─── RECORDS FOR PROCESSING
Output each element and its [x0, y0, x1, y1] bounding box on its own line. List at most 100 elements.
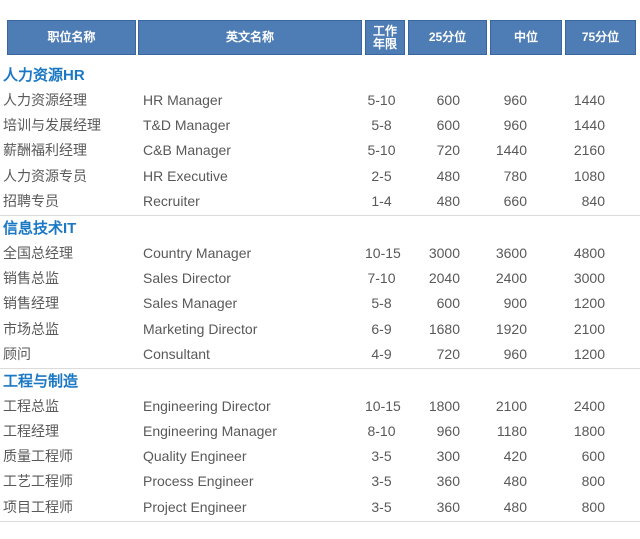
work-years-cell: 8-10: [367, 423, 396, 440]
position-name-cn-cell: 销售总监: [3, 270, 59, 287]
table-row: 人力资源经理 HR Manager 5-10 600 960 1440: [0, 88, 640, 113]
work-years-cell: 10-15: [365, 397, 401, 414]
percentile-75-cell: 2100: [573, 320, 605, 337]
position-name-cn-cell: 顾问: [3, 345, 31, 362]
percentile-25-cell: 3000: [428, 244, 460, 261]
percentile-75-cell: 1080: [573, 167, 605, 184]
work-years-cell: 3-5: [371, 473, 392, 490]
position-name-cn-cell: 全国总经理: [3, 244, 73, 261]
position-name-cn-cell: 薪酬福利经理: [3, 142, 87, 159]
table-row: 工艺工程师 Process Engineer 3-5 360 480 800: [0, 469, 640, 494]
median-cell: 480: [503, 473, 527, 490]
position-name-cn-cell: 市场总监: [3, 320, 59, 337]
median-cell: 660: [503, 192, 527, 209]
position-name-en-cell: Marketing Director: [143, 320, 258, 337]
table-row: 市场总监 Marketing Director 6-9 1680 1920 21…: [0, 317, 640, 342]
percentile-25-cell: 1680: [428, 320, 460, 337]
work-years-cell: 4-9: [371, 345, 392, 362]
position-name-en-cell: Recruiter: [143, 192, 200, 209]
column-header-position-en: 英文名称: [138, 20, 362, 55]
work-years-cell: 3-5: [371, 498, 392, 515]
column-header-median: 中位: [490, 20, 562, 55]
table-row: 全国总经理 Country Manager 10-15 3000 3600 48…: [0, 241, 640, 266]
percentile-25-cell: 360: [436, 498, 460, 515]
percentile-75-cell: 600: [581, 448, 605, 465]
table-row: 工程经理 Engineering Manager 8-10 960 1180 1…: [0, 419, 640, 444]
section-rows: 工程总监 Engineering Director 10-15 1800 210…: [0, 394, 640, 520]
position-name-en-cell: Country Manager: [143, 244, 252, 261]
position-name-cn-cell: 质量工程师: [3, 448, 73, 465]
position-name-en-cell: HR Executive: [143, 167, 228, 184]
position-name-en-cell: Sales Director: [143, 270, 231, 287]
position-name-en-cell: T&D Manager: [143, 117, 231, 134]
section-divider: [0, 520, 640, 522]
percentile-25-cell: 360: [436, 473, 460, 490]
percentile-75-cell: 3000: [573, 270, 605, 287]
percentile-25-cell: 300: [436, 448, 460, 465]
percentile-75-cell: 1200: [573, 295, 605, 312]
position-name-cn-cell: 招聘专员: [3, 192, 59, 209]
work-years-cell: 1-4: [371, 192, 392, 209]
percentile-75-cell: 800: [581, 473, 605, 490]
position-name-en-cell: Quality Engineer: [143, 448, 247, 465]
position-name-en-cell: Engineering Director: [143, 397, 271, 414]
position-name-en-cell: Sales Manager: [143, 295, 238, 312]
median-cell: 420: [503, 448, 527, 465]
median-cell: 2400: [495, 270, 527, 287]
work-years-cell: 6-9: [371, 320, 392, 337]
percentile-25-cell: 960: [436, 423, 460, 440]
section-divider: [0, 367, 640, 369]
work-years-cell: 7-10: [367, 270, 396, 287]
median-cell: 780: [503, 167, 527, 184]
percentile-75-cell: 2400: [573, 397, 605, 414]
section-rows: 全国总经理 Country Manager 10-15 3000 3600 48…: [0, 241, 640, 367]
table-row: 质量工程师 Quality Engineer 3-5 300 420 600: [0, 444, 640, 469]
work-years-cell: 3-5: [371, 448, 392, 465]
position-name-en-cell: C&B Manager: [143, 142, 231, 159]
percentile-25-cell: 720: [436, 345, 460, 362]
position-name-cn-cell: 工艺工程师: [3, 473, 73, 490]
position-name-cn-cell: 项目工程师: [3, 498, 73, 515]
table-row: 销售经理 Sales Manager 5-8 600 900 1200: [0, 291, 640, 316]
median-cell: 480: [503, 498, 527, 515]
position-name-en-cell: Consultant: [143, 345, 210, 362]
position-name-cn-cell: 销售经理: [3, 295, 59, 312]
percentile-25-cell: 600: [436, 117, 460, 134]
percentile-75-cell: 840: [581, 192, 605, 209]
table-row: 薪酬福利经理 C&B Manager 5-10 720 1440 2160: [0, 138, 640, 163]
median-cell: 960: [503, 345, 527, 362]
position-name-cn-cell: 人力资源经理: [3, 92, 87, 108]
percentile-25-cell: 2040: [428, 270, 460, 287]
section-divider: [0, 214, 640, 216]
median-cell: 960: [503, 92, 527, 108]
position-name-en-cell: Project Engineer: [143, 498, 247, 515]
table-row: 培训与发展经理 T&D Manager 5-8 600 960 1440: [0, 113, 640, 138]
position-name-cn-cell: 培训与发展经理: [3, 117, 101, 134]
median-cell: 2100: [495, 397, 527, 414]
table-section: 人力资源HR 人力资源经理 HR Manager 5-10 600 960 14…: [0, 55, 640, 216]
work-years-cell: 2-5: [371, 167, 392, 184]
median-cell: 1440: [495, 142, 527, 159]
section-title: 人力资源HR: [3, 67, 85, 84]
percentile-25-cell: 1800: [428, 397, 460, 414]
work-years-cell: 10-15: [365, 244, 401, 261]
median-cell: 1920: [495, 320, 527, 337]
table-row: 顾问 Consultant 4-9 720 960 1200: [0, 342, 640, 367]
median-cell: 960: [503, 117, 527, 134]
section-title: 信息技术IT: [3, 219, 77, 237]
column-header-work-years: 工作 年限: [365, 20, 405, 55]
table-row: 人力资源专员 HR Executive 2-5 480 780 1080: [0, 164, 640, 189]
table-header-row: 职位名称 英文名称 工作 年限 25分位 中位 75分位: [0, 0, 640, 55]
table-row: 工程总监 Engineering Director 10-15 1800 210…: [0, 394, 640, 419]
work-years-cell: 5-8: [371, 295, 392, 312]
percentile-75-cell: 1800: [573, 423, 605, 440]
percentile-75-cell: 1440: [573, 117, 605, 134]
percentile-75-cell: 2160: [573, 142, 605, 159]
section-rows: 人力资源经理 HR Manager 5-10 600 960 1440 培训与发…: [0, 88, 640, 214]
median-cell: 3600: [495, 244, 527, 261]
position-name-cn-cell: 人力资源专员: [3, 167, 87, 184]
column-header-75th-percentile: 75分位: [565, 20, 636, 55]
percentile-25-cell: 600: [436, 295, 460, 312]
median-cell: 900: [503, 295, 527, 312]
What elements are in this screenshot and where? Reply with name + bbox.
──────
#### WRITTEN EXERCISE
Repeat the lines of the records above exactly, leaving out the pictures.

#### OUTPUT OF THE TASK
Output each element and its [x0, y0, x1, y1] bounding box on its own line. List at most 100 elements.
work-years-cell: 8-10: [367, 423, 396, 440]
position-name-cn-cell: 销售总监: [3, 270, 59, 287]
table-row: 人力资源经理 HR Manager 5-10 600 960 1440: [0, 88, 640, 113]
work-years-cell: 10-15: [365, 397, 401, 414]
percentile-75-cell: 2100: [573, 320, 605, 337]
position-name-cn-cell: 顾问: [3, 345, 31, 362]
percentile-25-cell: 3000: [428, 244, 460, 261]
percentile-75-cell: 1080: [573, 167, 605, 184]
work-years-cell: 3-5: [371, 473, 392, 490]
position-name-cn-cell: 全国总经理: [3, 244, 73, 261]
position-name-cn-cell: 薪酬福利经理: [3, 142, 87, 159]
table-row: 工艺工程师 Process Engineer 3-5 360 480 800: [0, 469, 640, 494]
median-cell: 480: [503, 473, 527, 490]
position-name-cn-cell: 市场总监: [3, 320, 59, 337]
median-cell: 660: [503, 192, 527, 209]
position-name-en-cell: Marketing Director: [143, 320, 258, 337]
table-row: 市场总监 Marketing Director 6-9 1680 1920 21…: [0, 317, 640, 342]
percentile-25-cell: 1680: [428, 320, 460, 337]
work-years-cell: 4-9: [371, 345, 392, 362]
position-name-en-cell: Recruiter: [143, 192, 200, 209]
column-header-position-en: 英文名称: [138, 20, 362, 55]
work-years-cell: 3-5: [371, 498, 392, 515]
column-header-median: 中位: [490, 20, 562, 55]
table-row: 全国总经理 Country Manager 10-15 3000 3600 48…: [0, 241, 640, 266]
percentile-25-cell: 360: [436, 498, 460, 515]
percentile-75-cell: 600: [581, 448, 605, 465]
table-row: 工程经理 Engineering Manager 8-10 960 1180 1…: [0, 419, 640, 444]
section-rows: 工程总监 Engineering Director 10-15 1800 210…: [0, 394, 640, 520]
position-name-en-cell: Country Manager: [143, 244, 252, 261]
position-name-cn-cell: 质量工程师: [3, 448, 73, 465]
position-name-en-cell: HR Executive: [143, 167, 228, 184]
position-name-en-cell: Sales Director: [143, 270, 231, 287]
position-name-en-cell: T&D Manager: [143, 117, 231, 134]
section-divider: [0, 520, 640, 522]
percentile-25-cell: 360: [436, 473, 460, 490]
percentile-75-cell: 3000: [573, 270, 605, 287]
percentile-25-cell: 300: [436, 448, 460, 465]
percentile-75-cell: 1200: [573, 295, 605, 312]
position-name-cn-cell: 招聘专员: [3, 192, 59, 209]
work-years-cell: 1-4: [371, 192, 392, 209]
percentile-75-cell: 800: [581, 473, 605, 490]
position-name-en-cell: Quality Engineer: [143, 448, 247, 465]
position-name-en-cell: Engineering Director: [143, 397, 271, 414]
position-name-en-cell: Sales Manager: [143, 295, 238, 312]
median-cell: 420: [503, 448, 527, 465]
median-cell: 2400: [495, 270, 527, 287]
work-years-cell: 6-9: [371, 320, 392, 337]
percentile-25-cell: 960: [436, 423, 460, 440]
section-divider: [0, 367, 640, 369]
work-years-cell: 7-10: [367, 270, 396, 287]
median-cell: 780: [503, 167, 527, 184]
percentile-75-cell: 2400: [573, 397, 605, 414]
section-rows: 全国总经理 Country Manager 10-15 3000 3600 48…: [0, 241, 640, 367]
table-row: 质量工程师 Quality Engineer 3-5 300 420 600: [0, 444, 640, 469]
work-years-cell: 3-5: [371, 448, 392, 465]
position-name-en-cell: C&B Manager: [143, 142, 231, 159]
percentile-25-cell: 720: [436, 345, 460, 362]
position-name-cn-cell: 工艺工程师: [3, 473, 73, 490]
position-name-cn-cell: 项目工程师: [3, 498, 73, 515]
table-row: 销售经理 Sales Manager 5-8 600 900 1200: [0, 291, 640, 316]
median-cell: 480: [503, 498, 527, 515]
position-name-en-cell: Consultant: [143, 345, 210, 362]
position-name-cn-cell: 销售经理: [3, 295, 59, 312]
percentile-25-cell: 600: [436, 117, 460, 134]
percentile-75-cell: 840: [581, 192, 605, 209]
table-row: 薪酬福利经理 C&B Manager 5-10 720 1440 2160: [0, 138, 640, 163]
median-cell: 960: [503, 345, 527, 362]
position-name-cn-cell: 人力资源经理: [3, 92, 87, 108]
percentile-25-cell: 2040: [428, 270, 460, 287]
section-divider: [0, 214, 640, 216]
median-cell: 960: [503, 92, 527, 108]
position-name-en-cell: Project Engineer: [143, 498, 247, 515]
table-row: 培训与发展经理 T&D Manager 5-8 600 960 1440: [0, 113, 640, 138]
position-name-cn-cell: 培训与发展经理: [3, 117, 101, 134]
median-cell: 2100: [495, 397, 527, 414]
table-section: 人力资源HR 人力资源经理 HR Manager 5-10 600 960 14…: [0, 55, 640, 216]
work-years-cell: 2-5: [371, 167, 392, 184]
median-cell: 1440: [495, 142, 527, 159]
section-title: 人力资源HR: [3, 67, 85, 84]
percentile-25-cell: 1800: [428, 397, 460, 414]
work-years-cell: 10-15: [365, 244, 401, 261]
median-cell: 1920: [495, 320, 527, 337]
table-row: 顾问 Consultant 4-9 720 960 1200: [0, 342, 640, 367]
median-cell: 960: [503, 117, 527, 134]
section-title: 信息技术IT: [3, 219, 77, 237]
column-header-work-years: 工作 年限: [365, 20, 405, 55]
table-row: 人力资源专员 HR Executive 2-5 480 780 1080: [0, 164, 640, 189]
table-header-row: 职位名称 英文名称 工作 年限 25分位 中位 75分位: [0, 0, 640, 55]
table-row: 工程总监 Engineering Director 10-15 1800 210…: [0, 394, 640, 419]
work-years-cell: 5-8: [371, 295, 392, 312]
percentile-75-cell: 1800: [573, 423, 605, 440]
percentile-75-cell: 1440: [573, 117, 605, 134]
percentile-75-cell: 2160: [573, 142, 605, 159]
section-rows: 人力资源经理 HR Manager 5-10 600 960 1440 培训与发…: [0, 88, 640, 214]
median-cell: 3600: [495, 244, 527, 261]
position-name-cn-cell: 人力资源专员: [3, 167, 87, 184]
column-header-75th-percentile: 75分位: [565, 20, 636, 55]
percentile-25-cell: 600: [436, 295, 460, 312]
median-cell: 900: [503, 295, 527, 312]
What elements are in this screenshot and where? Reply with name + bbox.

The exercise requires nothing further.